* **DESCRIPTION OF THE TASK**
For each line below that contains the string "screenshot", copy that line.

* **DATASET ENTRIES**
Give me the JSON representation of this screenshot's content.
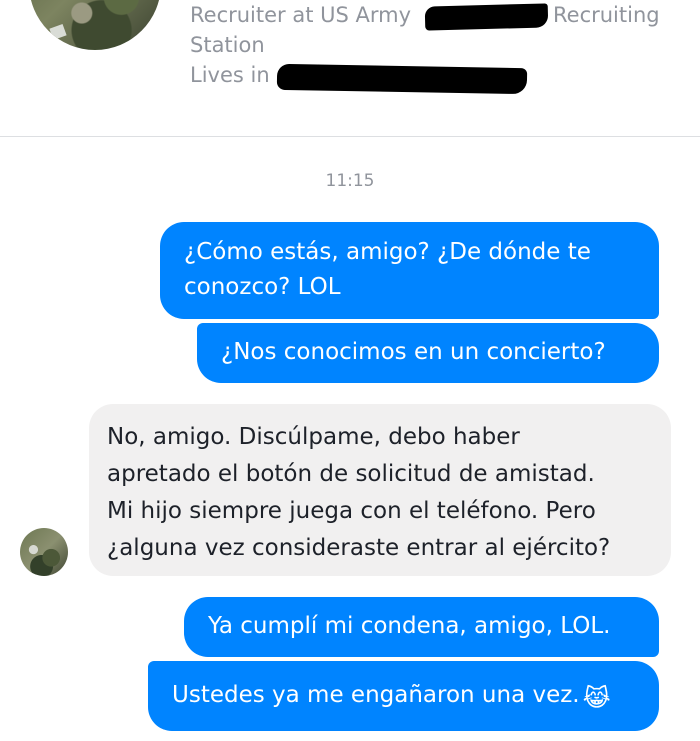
{
  "profile": {
    "job_prefix": "Recruiter at US Army",
    "job_suffix": "Recruiting",
    "job_line2": "Station",
    "lives_in_label": "Lives in"
  },
  "conversation": {
    "timestamp": "11:15",
    "messages": [
      {
        "from": "me",
        "lines": [
          "¿Cómo estás, amigo? ¿De dónde te",
          "conozco? LOL"
        ]
      },
      {
        "from": "me",
        "lines": [
          "¿Nos conocimos en un concierto?"
        ]
      },
      {
        "from": "them",
        "lines": [
          "No, amigo. Discúlpame, debo haber",
          "apretado el botón de solicitud de amistad.",
          "Mi hijo siempre juega con el teléfono. Pero",
          "¿alguna vez consideraste entrar al ejército?"
        ]
      },
      {
        "from": "me",
        "lines": [
          "Ya cumplí mi condena, amigo, LOL."
        ]
      },
      {
        "from": "me",
        "lines": [
          "Ustedes ya me engañaron una vez."
        ],
        "emoji": "😹"
      }
    ]
  },
  "colors": {
    "outgoing_bubble": "#0084ff",
    "incoming_bubble": "#f1f0f0",
    "secondary_text": "#90949c"
  },
  "icons": {
    "profile_avatar": "soldier-photo",
    "sender_avatar": "soldier-photo",
    "emoji": "crying-laughing-cat-emoji"
  }
}
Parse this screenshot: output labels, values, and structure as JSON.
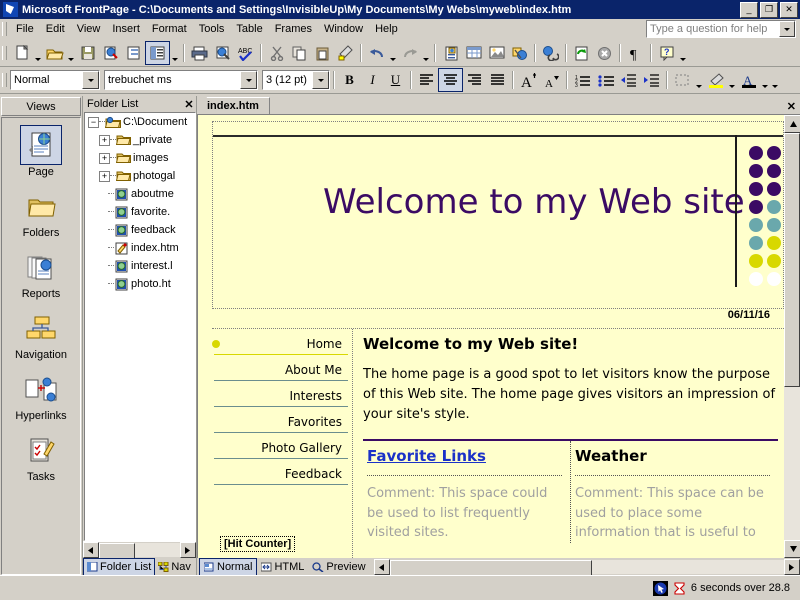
{
  "window": {
    "title": "Microsoft FrontPage - C:\\Documents and Settings\\InvisibleUp\\My Documents\\My Webs\\myweb\\index.htm",
    "minimize": "_",
    "restore": "❐",
    "close": "✕"
  },
  "menu": {
    "items": [
      "File",
      "Edit",
      "View",
      "Insert",
      "Format",
      "Tools",
      "Table",
      "Frames",
      "Window",
      "Help"
    ],
    "help_placeholder": "Type a question for help"
  },
  "standard_toolbar": {
    "buttons": [
      {
        "name": "new-page-icon",
        "title": "New"
      },
      {
        "name": "open-icon",
        "title": "Open"
      },
      {
        "name": "save-icon",
        "title": "Save"
      },
      {
        "name": "publish-web-icon",
        "title": "Publish Web"
      },
      {
        "name": "folder-list-toggle-icon",
        "title": "Toggle Folder List"
      },
      {
        "name": "navigation-pane-icon",
        "title": "Navigation Pane"
      },
      {
        "name": "print-icon",
        "title": "Print"
      },
      {
        "name": "preview-browser-icon",
        "title": "Preview in Browser"
      },
      {
        "name": "spelling-icon",
        "title": "Spelling"
      },
      {
        "name": "cut-icon",
        "title": "Cut"
      },
      {
        "name": "copy-icon",
        "title": "Copy"
      },
      {
        "name": "paste-icon",
        "title": "Paste"
      },
      {
        "name": "format-painter-icon",
        "title": "Format Painter"
      },
      {
        "name": "undo-icon",
        "title": "Undo"
      },
      {
        "name": "redo-icon",
        "title": "Redo"
      },
      {
        "name": "insert-component-icon",
        "title": "Insert Component"
      },
      {
        "name": "insert-table-icon",
        "title": "Insert Table"
      },
      {
        "name": "insert-picture-icon",
        "title": "Insert Picture"
      },
      {
        "name": "drawing-icon",
        "title": "Drawing"
      },
      {
        "name": "hyperlink-icon",
        "title": "Hyperlink"
      },
      {
        "name": "refresh-icon",
        "title": "Refresh"
      },
      {
        "name": "stop-icon",
        "title": "Stop"
      },
      {
        "name": "show-all-icon",
        "title": "Show All"
      },
      {
        "name": "help-icon",
        "title": "Microsoft FrontPage Help"
      }
    ]
  },
  "format_toolbar": {
    "style": "Normal",
    "font": "trebuchet ms",
    "size": "3  (12 pt)",
    "bold": "B",
    "italic": "I",
    "underline": "U",
    "buttons": [
      {
        "name": "align-left-icon"
      },
      {
        "name": "align-center-icon"
      },
      {
        "name": "align-right-icon"
      },
      {
        "name": "justify-icon"
      },
      {
        "name": "increase-font-size-icon"
      },
      {
        "name": "decrease-font-size-icon"
      },
      {
        "name": "numbered-list-icon"
      },
      {
        "name": "bulleted-list-icon"
      },
      {
        "name": "decrease-indent-icon"
      },
      {
        "name": "increase-indent-icon"
      },
      {
        "name": "borders-icon"
      },
      {
        "name": "highlight-color-icon"
      },
      {
        "name": "font-color-icon"
      }
    ]
  },
  "views": {
    "header": "Views",
    "items": [
      {
        "label": "Page",
        "icon": "page-view-icon",
        "selected": true
      },
      {
        "label": "Folders",
        "icon": "folders-view-icon",
        "selected": false
      },
      {
        "label": "Reports",
        "icon": "reports-view-icon",
        "selected": false
      },
      {
        "label": "Navigation",
        "icon": "navigation-view-icon",
        "selected": false
      },
      {
        "label": "Hyperlinks",
        "icon": "hyperlinks-view-icon",
        "selected": false
      },
      {
        "label": "Tasks",
        "icon": "tasks-view-icon",
        "selected": false
      }
    ]
  },
  "folder_list": {
    "header": "Folder List",
    "close": "✕",
    "root": "C:\\Document",
    "nodes": [
      {
        "label": "_private",
        "type": "folder",
        "expander": "+"
      },
      {
        "label": "images",
        "type": "folder",
        "expander": "+"
      },
      {
        "label": "photogal",
        "type": "folder",
        "expander": "+"
      },
      {
        "label": "aboutme",
        "type": "page"
      },
      {
        "label": "favorite.",
        "type": "page"
      },
      {
        "label": "feedback",
        "type": "page"
      },
      {
        "label": "index.htm",
        "type": "page-open"
      },
      {
        "label": "interest.l",
        "type": "page"
      },
      {
        "label": "photo.ht",
        "type": "page"
      }
    ],
    "tabs": [
      {
        "label": "Folder List",
        "icon": "folder-list-icon",
        "selected": true
      },
      {
        "label": "Nav",
        "icon": "navigation-icon",
        "selected": false
      }
    ]
  },
  "document": {
    "tab": "index.htm",
    "close": "✕",
    "view_tabs": [
      {
        "label": "Normal",
        "icon": "normal-view-icon",
        "selected": true
      },
      {
        "label": "HTML",
        "icon": "html-view-icon",
        "selected": false
      },
      {
        "label": "Preview",
        "icon": "preview-view-icon",
        "selected": false
      }
    ]
  },
  "webpage": {
    "banner_title": "Welcome to my Web site",
    "date": "06/11/16",
    "nav_links": [
      {
        "label": "Home",
        "current": true
      },
      {
        "label": "About Me",
        "current": false
      },
      {
        "label": "Interests",
        "current": false
      },
      {
        "label": "Favorites",
        "current": false
      },
      {
        "label": "Photo Gallery",
        "current": false
      },
      {
        "label": "Feedback",
        "current": false
      }
    ],
    "hit_counter": "[Hit Counter]",
    "heading": "Welcome to my Web site!",
    "paragraph": "The home page is a good spot to let visitors know the purpose of this Web site. The home page gives visitors an impression of your site's style.",
    "columns": [
      {
        "title": "Favorite Links",
        "is_link": true,
        "comment": "Comment: This space could be used to list frequently visited sites."
      },
      {
        "title": "Weather",
        "is_link": false,
        "comment": "Comment: This space can be used to place some information that is useful to"
      }
    ],
    "dot_colors": [
      "#3b0b64",
      "#3b0b64",
      "#3b0b64",
      "#ffffff",
      "#ffffff",
      "#3b0b64",
      "#3b0b64",
      "#3b0b64",
      "#6aa8ac",
      "#ffffff",
      "#3b0b64",
      "#3b0b64",
      "#6aa8ac",
      "#6aa8ac",
      "#ffffff",
      "#3b0b64",
      "#6aa8ac",
      "#6aa8ac",
      "#d8d800",
      "#ffffff",
      "#6aa8ac",
      "#6aa8ac",
      "#d8d800",
      "#d8d800",
      "#ffffff",
      "#6aa8ac",
      "#d8d800",
      "#d8d800",
      "#c8c8c8",
      "#ffffff",
      "#d8d800",
      "#d8d800",
      "#c8c8c8",
      "#c8c8c8",
      "#ffffff",
      "#ffffff",
      "#ffffff",
      "#c8c8c8",
      "#c8c8c8",
      "#ffffff"
    ]
  },
  "status": {
    "message": "6 seconds over 28.8",
    "cursor_icon": "pointer-icon",
    "timer_icon": "hourglass-icon"
  },
  "colors": {
    "titlebar": "#0a246a",
    "chrome": "#d4d0c8",
    "page_bg": "#ffffcc",
    "accent_purple": "#3b0b64",
    "accent_teal": "#6aa8ac",
    "accent_yellow": "#d8d800",
    "link_blue": "#1b32c8"
  }
}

* **OUTPUT FOR THIS TASK**
Give me the JSON representation of this screenshot's content.
Parse this screenshot: output labels, values, and structure as JSON.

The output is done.